Pull every line with the word "place" out of the entries below.

──────────────────────────────

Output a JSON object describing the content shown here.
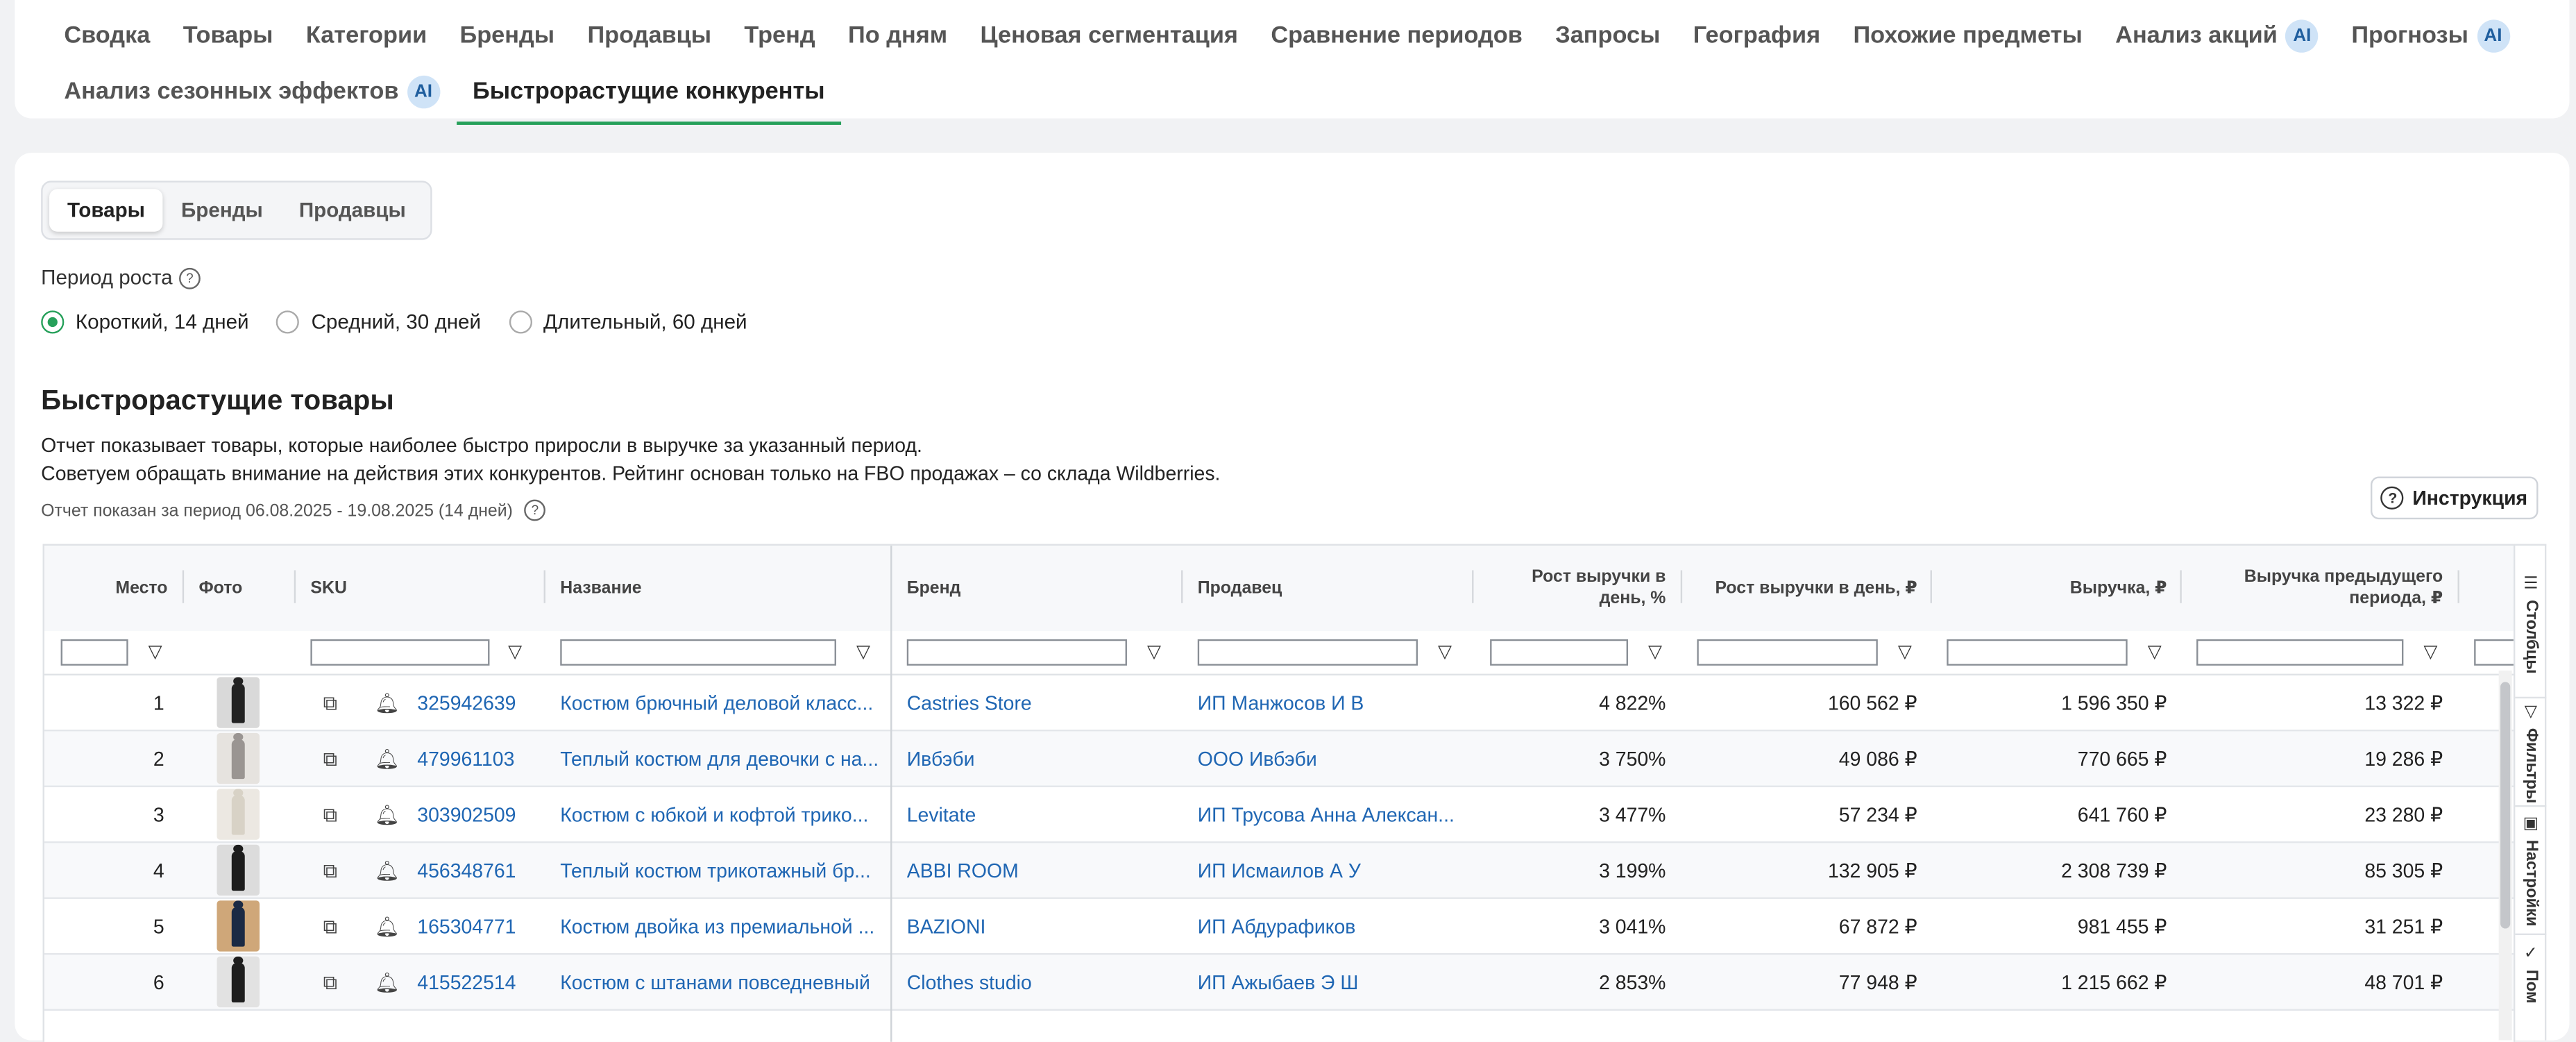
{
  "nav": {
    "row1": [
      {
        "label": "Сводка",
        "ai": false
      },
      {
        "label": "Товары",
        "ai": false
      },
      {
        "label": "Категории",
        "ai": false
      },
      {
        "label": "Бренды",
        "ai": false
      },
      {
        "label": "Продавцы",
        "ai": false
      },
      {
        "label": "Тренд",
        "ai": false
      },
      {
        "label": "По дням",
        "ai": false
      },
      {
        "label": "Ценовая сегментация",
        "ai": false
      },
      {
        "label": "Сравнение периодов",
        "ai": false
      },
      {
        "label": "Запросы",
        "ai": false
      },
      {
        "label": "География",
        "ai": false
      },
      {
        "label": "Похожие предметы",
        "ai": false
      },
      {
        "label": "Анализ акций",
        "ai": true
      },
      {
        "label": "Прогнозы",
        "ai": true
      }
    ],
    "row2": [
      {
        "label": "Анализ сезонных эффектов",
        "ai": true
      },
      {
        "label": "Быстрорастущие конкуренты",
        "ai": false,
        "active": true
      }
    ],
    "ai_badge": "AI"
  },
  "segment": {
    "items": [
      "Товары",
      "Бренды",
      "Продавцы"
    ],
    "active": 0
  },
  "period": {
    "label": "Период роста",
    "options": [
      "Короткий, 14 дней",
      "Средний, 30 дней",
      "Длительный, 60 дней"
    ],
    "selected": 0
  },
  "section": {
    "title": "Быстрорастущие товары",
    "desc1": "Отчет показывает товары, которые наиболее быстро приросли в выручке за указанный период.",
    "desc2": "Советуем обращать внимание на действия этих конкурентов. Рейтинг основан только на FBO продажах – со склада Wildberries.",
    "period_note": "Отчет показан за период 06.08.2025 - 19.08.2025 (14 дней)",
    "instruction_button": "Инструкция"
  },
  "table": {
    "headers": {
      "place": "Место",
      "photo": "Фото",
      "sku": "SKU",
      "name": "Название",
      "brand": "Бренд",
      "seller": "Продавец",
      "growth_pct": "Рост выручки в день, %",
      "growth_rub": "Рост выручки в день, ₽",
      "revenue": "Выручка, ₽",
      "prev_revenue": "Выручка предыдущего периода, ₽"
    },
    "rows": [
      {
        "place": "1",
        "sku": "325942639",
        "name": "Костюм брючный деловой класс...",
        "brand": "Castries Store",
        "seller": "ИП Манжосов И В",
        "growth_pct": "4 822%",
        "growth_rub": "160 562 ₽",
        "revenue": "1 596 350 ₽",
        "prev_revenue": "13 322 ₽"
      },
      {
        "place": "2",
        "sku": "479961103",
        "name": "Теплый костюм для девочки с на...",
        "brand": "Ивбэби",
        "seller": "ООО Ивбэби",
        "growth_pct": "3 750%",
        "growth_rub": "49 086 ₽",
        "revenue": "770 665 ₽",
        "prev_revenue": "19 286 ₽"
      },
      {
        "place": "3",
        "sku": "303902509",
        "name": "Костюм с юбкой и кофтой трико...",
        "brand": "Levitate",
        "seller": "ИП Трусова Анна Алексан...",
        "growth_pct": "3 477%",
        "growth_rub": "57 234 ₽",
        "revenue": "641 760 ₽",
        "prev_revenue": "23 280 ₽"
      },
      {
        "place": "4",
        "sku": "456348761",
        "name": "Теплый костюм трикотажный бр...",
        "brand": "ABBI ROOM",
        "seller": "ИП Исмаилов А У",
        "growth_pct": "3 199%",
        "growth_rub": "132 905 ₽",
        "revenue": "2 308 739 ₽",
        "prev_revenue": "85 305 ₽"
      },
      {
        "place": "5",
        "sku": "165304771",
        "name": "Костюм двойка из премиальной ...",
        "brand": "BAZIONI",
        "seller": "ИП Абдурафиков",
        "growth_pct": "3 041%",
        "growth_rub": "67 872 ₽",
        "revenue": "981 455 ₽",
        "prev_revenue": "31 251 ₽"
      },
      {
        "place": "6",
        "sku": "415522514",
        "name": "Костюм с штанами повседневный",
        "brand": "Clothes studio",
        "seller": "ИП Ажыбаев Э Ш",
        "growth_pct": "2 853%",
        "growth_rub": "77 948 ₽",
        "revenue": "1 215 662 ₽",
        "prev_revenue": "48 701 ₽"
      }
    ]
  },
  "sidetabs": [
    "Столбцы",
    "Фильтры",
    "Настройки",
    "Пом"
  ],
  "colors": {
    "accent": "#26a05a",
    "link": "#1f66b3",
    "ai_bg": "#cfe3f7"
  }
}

──────────────────────────────

- [Answer for this exercise]:
      "place": "Место",
        "place": "1",
        "place": "2",
        "place": "3",
        "place": "4",
        "place": "5",
        "place": "6",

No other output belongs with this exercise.